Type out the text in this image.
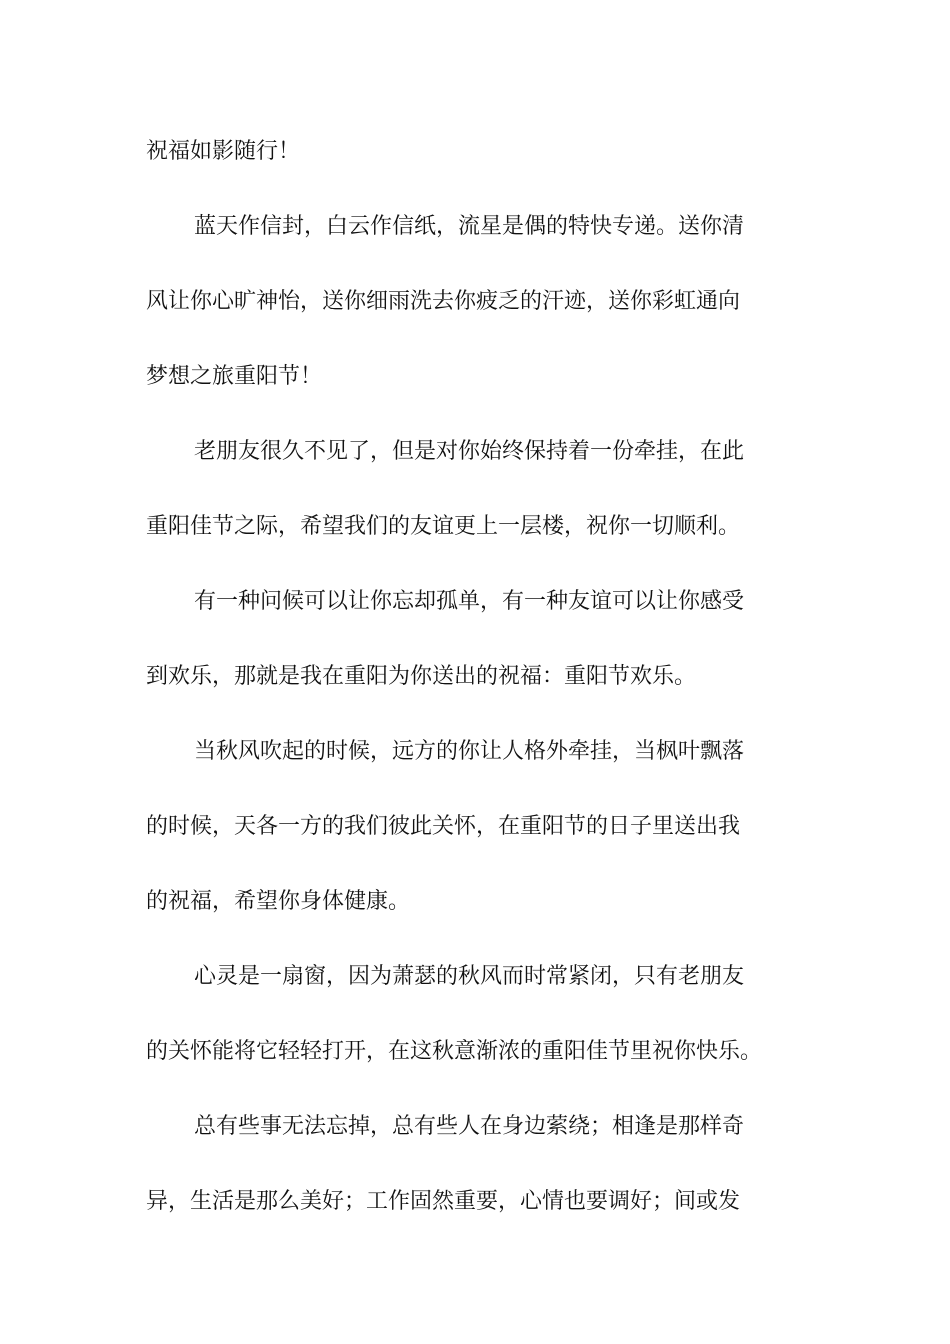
祝福如影随行！
蓝天作信封，白云作信纸，流星是偶的特快专递。送你清
风让你心旷神怡，送你细雨洗去你疲乏的汗迹，送你彩虹通向
梦想之旅重阳节！
老朋友很久不见了，但是对你始终保持着一份牵挂，在此
重阳佳节之际，希望我们的友谊更上一层楼，祝你一切顺利。
有一种问候可以让你忘却孤单，有一种友谊可以让你感受
到欢乐，那就是我在重阳为你送出的祝福：重阳节欢乐。
当秋风吹起的时候，远方的你让人格外牵挂，当枫叶飘落
的时候，天各一方的我们彼此关怀，在重阳节的日子里送出我
的祝福，希望你身体健康。
心灵是一扇窗，因为萧瑟的秋风而时常紧闭，只有老朋友
的关怀能将它轻轻打开，在这秋意渐浓的重阳佳节里祝你快乐。
总有些事无法忘掉，总有些人在身边萦绕；相逢是那样奇
异，生活是那么美好；工作固然重要，心情也要调好；间或发
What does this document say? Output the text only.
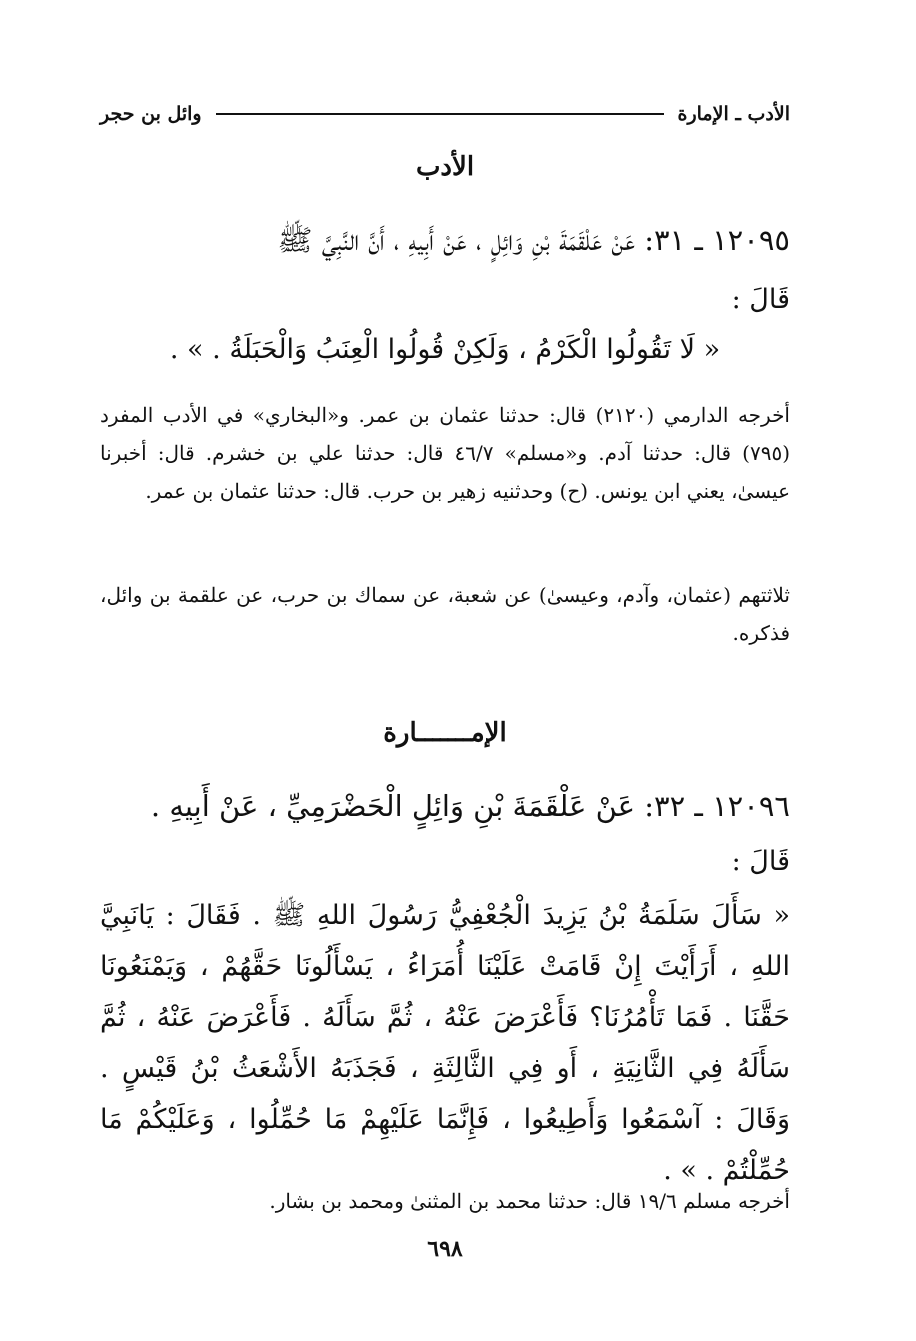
الأدب ـ الإمارة
وائل بن حجر
الأدب
١٢٠٩٥ ـ ٣١: عَنْ عَلْقَمَةَ بْنِ وَائِلٍ ، عَنْ أَبِيهِ ، أَنَّ النَّبِيَّ ﷺ
قَالَ :
« لَا تَقُولُوا الْكَرْمُ ، وَلَكِنْ قُولُوا الْعِنَبُ وَالْحَبَلَةُ . » .
أخرجه الدارمي (٢١٢٠) قال: حدثنا عثمان بن عمر. و«البخاري» في الأدب المفرد (٧٩٥) قال: حدثنا آدم. و«مسلم» ٤٦/٧ قال: حدثنا علي بن خشرم. قال: أخبرنا عيسىٰ، يعني ابن يونس. (ح) وحدثنيه زهير بن حرب. قال: حدثنا عثمان بن عمر.
ثلاثتهم (عثمان، وآدم، وعيسىٰ) عن شعبة، عن سماك بن حرب، عن علقمة بن وائل، فذكره.
الإمـــــــارة
١٢٠٩٦ ـ ٣٢: عَنْ عَلْقَمَةَ بْنِ وَائِلٍ الْحَضْرَمِيِّ ، عَنْ أَبِيهِ .
قَالَ :
« سَأَلَ سَلَمَةُ بْنُ يَزِيدَ الْجُعْفِيُّ رَسُولَ اللهِ ﷺ . فَقَالَ : يَانَبِيَّ اللهِ ، أَرَأَيْتَ إِنْ قَامَتْ عَلَيْنَا أُمَرَاءُ ، يَسْأَلُونَا حَقَّهُمْ ، وَيَمْنَعُونَا حَقَّنَا . فَمَا تَأْمُرُنَا؟ فَأَعْرَضَ عَنْهُ ، ثُمَّ سَأَلَهُ . فَأَعْرَضَ عَنْهُ ، ثُمَّ سَأَلَهُ فِي الثَّانِيَةِ ، أَو فِي الثَّالِثَةِ ، فَجَذَبَهُ الأَشْعَثُ بْنُ قَيْسٍ . وَقَالَ : آسْمَعُوا وَأَطِيعُوا ، فَإِنَّمَا عَلَيْهِمْ مَا حُمِّلُوا ، وَعَلَيْكُمْ مَا حُمِّلْتُمْ . » .
أخرجه مسلم ١٩/٦ قال: حدثنا محمد بن المثنىٰ ومحمد بن بشار.
٦٩٨
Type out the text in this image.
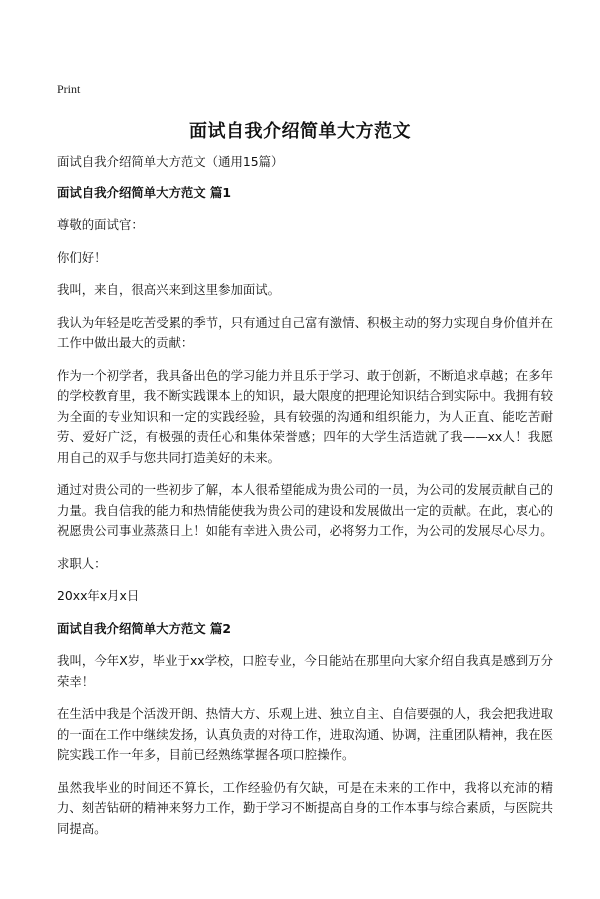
Print
面试自我介绍简单大方范文

面试自我介绍简单大方范文（通用15篇）

面试自我介绍简单大方范文 篇1

尊敬的面试官：

你们好！

我叫，来自，很高兴来到这里参加面试。

我认为年轻是吃苦受累的季节，只有通过自己富有激情、积极主动的努力实现自身价值并在工作中做出最大的贡献：

作为一个初学者，我具备出色的学习能力并且乐于学习、敢于创新，不断追求卓越；在多年的学校教育里，我不断实践课本上的知识，最大限度的把理论知识结合到实际中。我拥有较为全面的专业知识和一定的实践经验，具有较强的沟通和组织能力，为人正直、能吃苦耐劳、爱好广泛，有极强的责任心和集体荣誉感；四年的大学生活造就了我——xx人！我愿用自己的双手与您共同打造美好的未来。

通过对贵公司的一些初步了解，本人很希望能成为贵公司的一员，为公司的发展贡献自己的力量。我自信我的能力和热情能使我为贵公司的建设和发展做出一定的贡献。在此，衷心的祝愿贵公司事业蒸蒸日上！如能有幸进入贵公司，必将努力工作，为公司的发展尽心尽力。

求职人：

20xx年x月x日

面试自我介绍简单大方范文 篇2

我叫，今年X岁，毕业于xx学校，口腔专业，今日能站在那里向大家介绍自我真是感到万分荣幸！

在生活中我是个活泼开朗、热情大方、乐观上进、独立自主、自信要强的人，我会把我进取的一面在工作中继续发扬，认真负责的对待工作，进取沟通、协调，注重团队精神，我在医院实践工作一年多，目前已经熟练掌握各项口腔操作。

虽然我毕业的时间还不算长，工作经验仍有欠缺，可是在未来的工作中，我将以充沛的精力、刻苦钻研的精神来努力工作，勤于学习不断提高自身的工作本事与综合素质，与医院共同提高。
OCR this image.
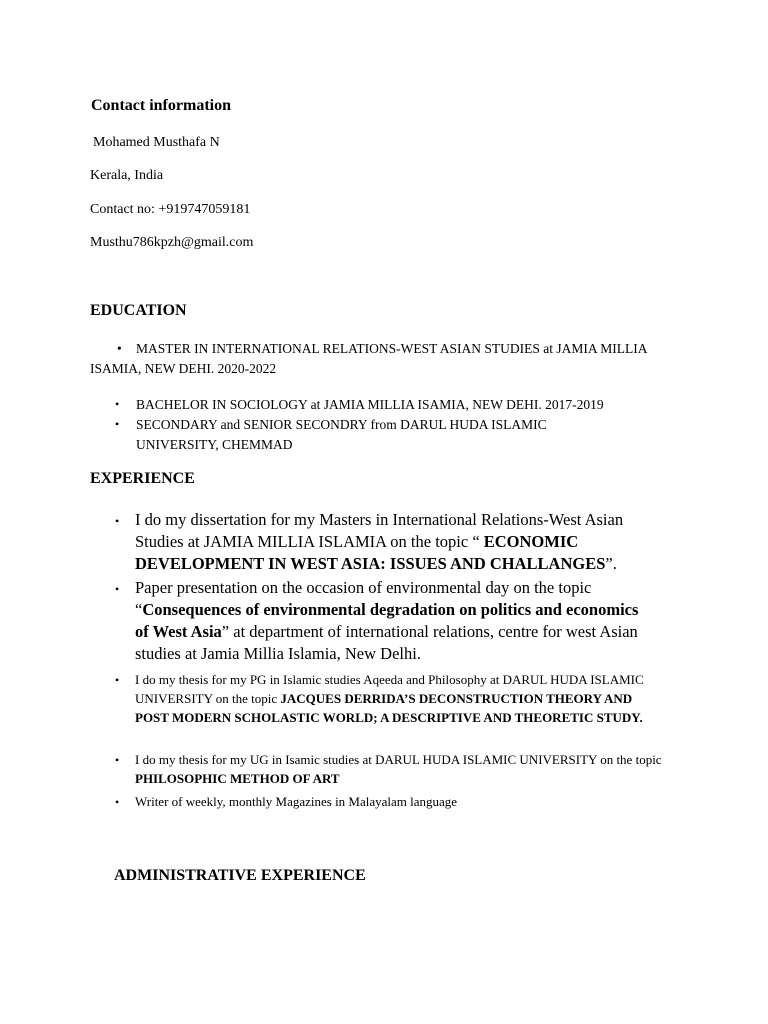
Contact information
Mohamed Musthafa N
Kerala, India
Contact no: +919747059181
Musthu786kpzh@gmail.com
EDUCATION
• MASTER IN INTERNATIONAL RELATIONS-WEST ASIAN STUDIES at JAMIA MILLIA ISAMIA, NEW DEHI. 2020-2022
• BACHELOR IN SOCIOLOGY at JAMIA MILLIA ISAMIA, NEW DEHI. 2017-2019
• SECONDARY and SENIOR SECONDRY from DARUL HUDA ISLAMIC UNIVERSITY, CHEMMAD
EXPERIENCE
• I do my dissertation for my Masters in International Relations-West Asian Studies at JAMIA MILLIA ISLAMIA on the topic “ ECONOMIC DEVELOPMENT IN WEST ASIA: ISSUES AND CHALLANGES”.
• Paper presentation on the occasion of environmental day on the topic “Consequences of environmental degradation on politics and economics of West Asia” at department of international relations, centre for west Asian studies at Jamia Millia Islamia, New Delhi.
• I do my thesis for my PG in Islamic studies Aqeeda and Philosophy at DARUL HUDA ISLAMIC UNIVERSITY on the topic JACQUES DERRIDA’S DECONSTRUCTION THEORY AND POST MODERN SCHOLASTIC WORLD; A DESCRIPTIVE AND THEORETIC STUDY.
• I do my thesis for my UG in Isamic studies at DARUL HUDA ISLAMIC UNIVERSITY on the topic PHILOSOPHIC METHOD OF ART
• Writer of weekly, monthly Magazines in Malayalam language
ADMINISTRATIVE EXPERIENCE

* * * * *

YOUR OBJECTIVE »
Pick out and copy the lines of the entries that hold the string "الأدب".

REPLY »
الأدب ـ الإمارة
الأدب
أخرجه الدارمي (٢١٢٠) قال: حدثنا عثمان بن عمر. و«البخاري» في الأدب المفرد (٧٩٥) قال: حدثنا آدم. و«مسلم» ٤٦/٧ قال: حدثنا علي بن خشرم. قال: أخبرنا عيسىٰ، يعني ابن يونس. (ح) وحدثنيه زهير بن حرب. قال: حدثنا عثمان بن عمر.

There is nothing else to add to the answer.